-- BEGIN --
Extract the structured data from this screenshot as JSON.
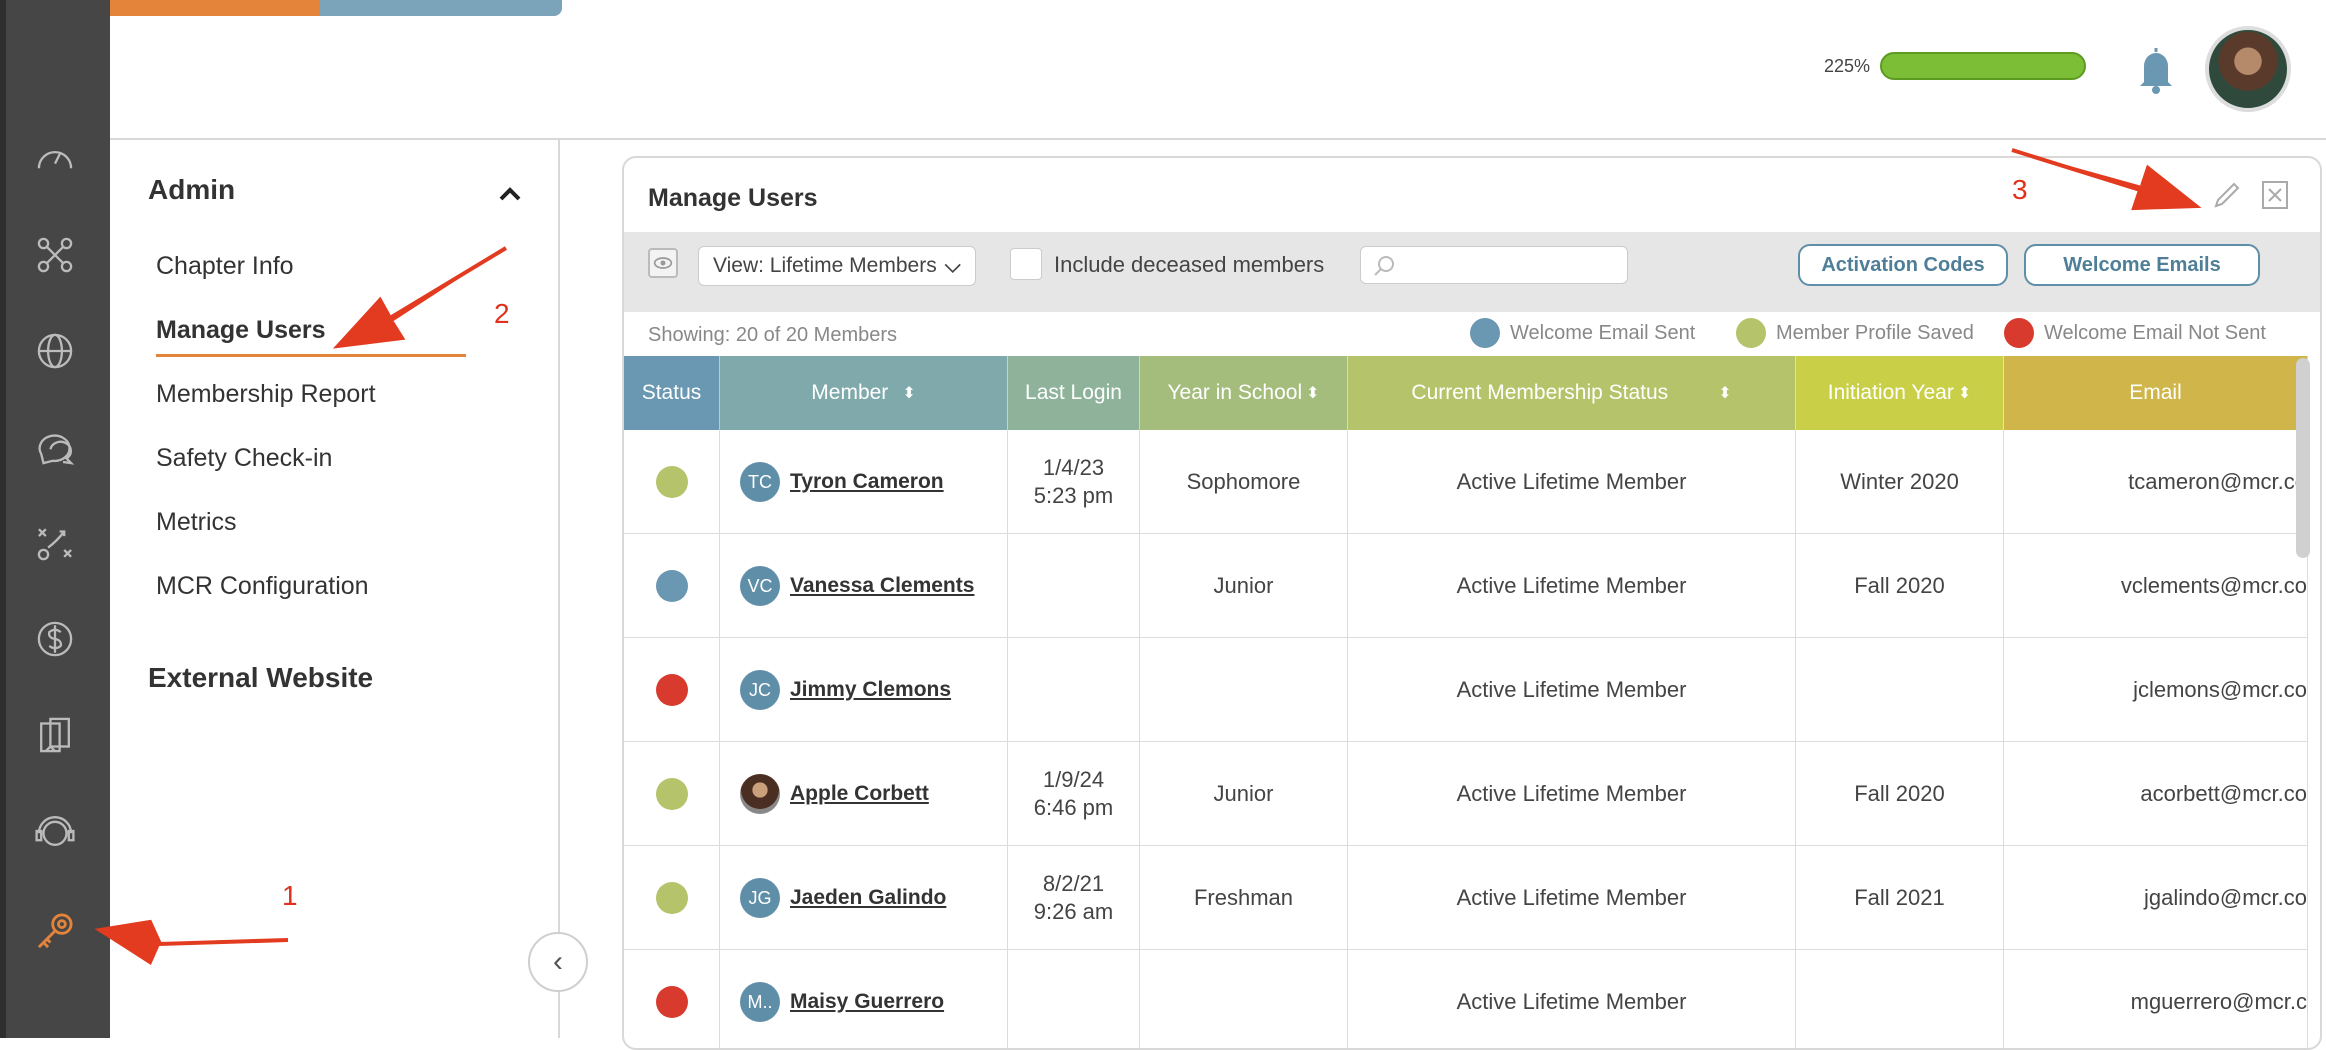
{
  "topbar": {
    "progress_pct": "225%",
    "progress_fraction": 1.0
  },
  "sidebar": {
    "section_admin": "Admin",
    "items": [
      {
        "label": "Chapter Info"
      },
      {
        "label": "Manage Users"
      },
      {
        "label": "Membership Report"
      },
      {
        "label": "Safety Check-in"
      },
      {
        "label": "Metrics"
      },
      {
        "label": "MCR Configuration"
      }
    ],
    "section_external": "External Website"
  },
  "panel": {
    "title": "Manage Users",
    "view_select": "View: Lifetime Members",
    "include_deceased_label": "Include deceased members",
    "search_placeholder": "",
    "activation_codes_label": "Activation Codes",
    "welcome_emails_label": "Welcome Emails",
    "showing": "Showing: 20 of 20 Members",
    "legend": [
      {
        "label": "Welcome Email Sent",
        "color": "#6a97b2"
      },
      {
        "label": "Member Profile Saved",
        "color": "#b5c46a"
      },
      {
        "label": "Welcome Email Not Sent",
        "color": "#d93a2e"
      }
    ]
  },
  "table": {
    "headers": [
      "Status",
      "Member",
      "Last Login",
      "Year in School",
      "Current Membership Status",
      "Initiation Year",
      "Email"
    ],
    "header_colors": [
      "#6a97b2",
      "#7fa9ab",
      "#8fb39a",
      "#a4bd7c",
      "#b5c46a",
      "#c9d048",
      "#d0b64a"
    ],
    "rows": [
      {
        "status_color": "#b5c46a",
        "initials": "TC",
        "name": "Tyron Cameron",
        "login_date": "1/4/23",
        "login_time": "5:23 pm",
        "year": "Sophomore",
        "membership": "Active Lifetime Member",
        "initiation": "Winter 2020",
        "email": "tcameron@mcr.co"
      },
      {
        "status_color": "#6a97b2",
        "initials": "VC",
        "name": "Vanessa Clements",
        "login_date": "",
        "login_time": "",
        "year": "Junior",
        "membership": "Active Lifetime Member",
        "initiation": "Fall 2020",
        "email": "vclements@mcr.co"
      },
      {
        "status_color": "#d93a2e",
        "initials": "JC",
        "name": "Jimmy Clemons",
        "login_date": "",
        "login_time": "",
        "year": "",
        "membership": "Active Lifetime Member",
        "initiation": "",
        "email": "jclemons@mcr.co"
      },
      {
        "status_color": "#b5c46a",
        "initials": "",
        "name": "Apple Corbett",
        "login_date": "1/9/24",
        "login_time": "6:46 pm",
        "year": "Junior",
        "membership": "Active Lifetime Member",
        "initiation": "Fall 2020",
        "email": "acorbett@mcr.co"
      },
      {
        "status_color": "#b5c46a",
        "initials": "JG",
        "name": "Jaeden Galindo",
        "login_date": "8/2/21",
        "login_time": "9:26 am",
        "year": "Freshman",
        "membership": "Active Lifetime Member",
        "initiation": "Fall 2021",
        "email": "jgalindo@mcr.co"
      },
      {
        "status_color": "#d93a2e",
        "initials": "M..",
        "name": "Maisy Guerrero",
        "login_date": "",
        "login_time": "",
        "year": "",
        "membership": "Active Lifetime Member",
        "initiation": "",
        "email": "mguerrero@mcr.c"
      }
    ]
  },
  "annotations": [
    "1",
    "2",
    "3"
  ],
  "colors": {
    "accent_orange": "#e4843a",
    "accent_blue": "#5f8fa8",
    "rail": "#464646",
    "annotation_red": "#e0301e"
  }
}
-- END --
> **What the task requires**:
Take the records above and transcribe them exactly, dropping every picture.

> **Exercise response**:
Extract the structured data from this screenshot as JSON.
{
  "topbar": {
    "progress_pct": "225%",
    "progress_fraction": 1.0
  },
  "sidebar": {
    "section_admin": "Admin",
    "items": [
      {
        "label": "Chapter Info"
      },
      {
        "label": "Manage Users"
      },
      {
        "label": "Membership Report"
      },
      {
        "label": "Safety Check-in"
      },
      {
        "label": "Metrics"
      },
      {
        "label": "MCR Configuration"
      }
    ],
    "section_external": "External Website"
  },
  "panel": {
    "title": "Manage Users",
    "view_select": "View: Lifetime Members",
    "include_deceased_label": "Include deceased members",
    "search_placeholder": "",
    "activation_codes_label": "Activation Codes",
    "welcome_emails_label": "Welcome Emails",
    "showing": "Showing: 20 of 20 Members",
    "legend": [
      {
        "label": "Welcome Email Sent",
        "color": "#6a97b2"
      },
      {
        "label": "Member Profile Saved",
        "color": "#b5c46a"
      },
      {
        "label": "Welcome Email Not Sent",
        "color": "#d93a2e"
      }
    ]
  },
  "table": {
    "headers": [
      "Status",
      "Member",
      "Last Login",
      "Year in School",
      "Current Membership Status",
      "Initiation Year",
      "Email"
    ],
    "header_colors": [
      "#6a97b2",
      "#7fa9ab",
      "#8fb39a",
      "#a4bd7c",
      "#b5c46a",
      "#c9d048",
      "#d0b64a"
    ],
    "rows": [
      {
        "status_color": "#b5c46a",
        "initials": "TC",
        "name": "Tyron Cameron",
        "login_date": "1/4/23",
        "login_time": "5:23 pm",
        "year": "Sophomore",
        "membership": "Active Lifetime Member",
        "initiation": "Winter 2020",
        "email": "tcameron@mcr.co"
      },
      {
        "status_color": "#6a97b2",
        "initials": "VC",
        "name": "Vanessa Clements",
        "login_date": "",
        "login_time": "",
        "year": "Junior",
        "membership": "Active Lifetime Member",
        "initiation": "Fall 2020",
        "email": "vclements@mcr.co"
      },
      {
        "status_color": "#d93a2e",
        "initials": "JC",
        "name": "Jimmy Clemons",
        "login_date": "",
        "login_time": "",
        "year": "",
        "membership": "Active Lifetime Member",
        "initiation": "",
        "email": "jclemons@mcr.co"
      },
      {
        "status_color": "#b5c46a",
        "initials": "",
        "name": "Apple Corbett",
        "login_date": "1/9/24",
        "login_time": "6:46 pm",
        "year": "Junior",
        "membership": "Active Lifetime Member",
        "initiation": "Fall 2020",
        "email": "acorbett@mcr.co"
      },
      {
        "status_color": "#b5c46a",
        "initials": "JG",
        "name": "Jaeden Galindo",
        "login_date": "8/2/21",
        "login_time": "9:26 am",
        "year": "Freshman",
        "membership": "Active Lifetime Member",
        "initiation": "Fall 2021",
        "email": "jgalindo@mcr.co"
      },
      {
        "status_color": "#d93a2e",
        "initials": "M..",
        "name": "Maisy Guerrero",
        "login_date": "",
        "login_time": "",
        "year": "",
        "membership": "Active Lifetime Member",
        "initiation": "",
        "email": "mguerrero@mcr.c"
      }
    ]
  },
  "annotations": [
    "1",
    "2",
    "3"
  ],
  "colors": {
    "accent_orange": "#e4843a",
    "accent_blue": "#5f8fa8",
    "rail": "#464646",
    "annotation_red": "#e0301e"
  }
}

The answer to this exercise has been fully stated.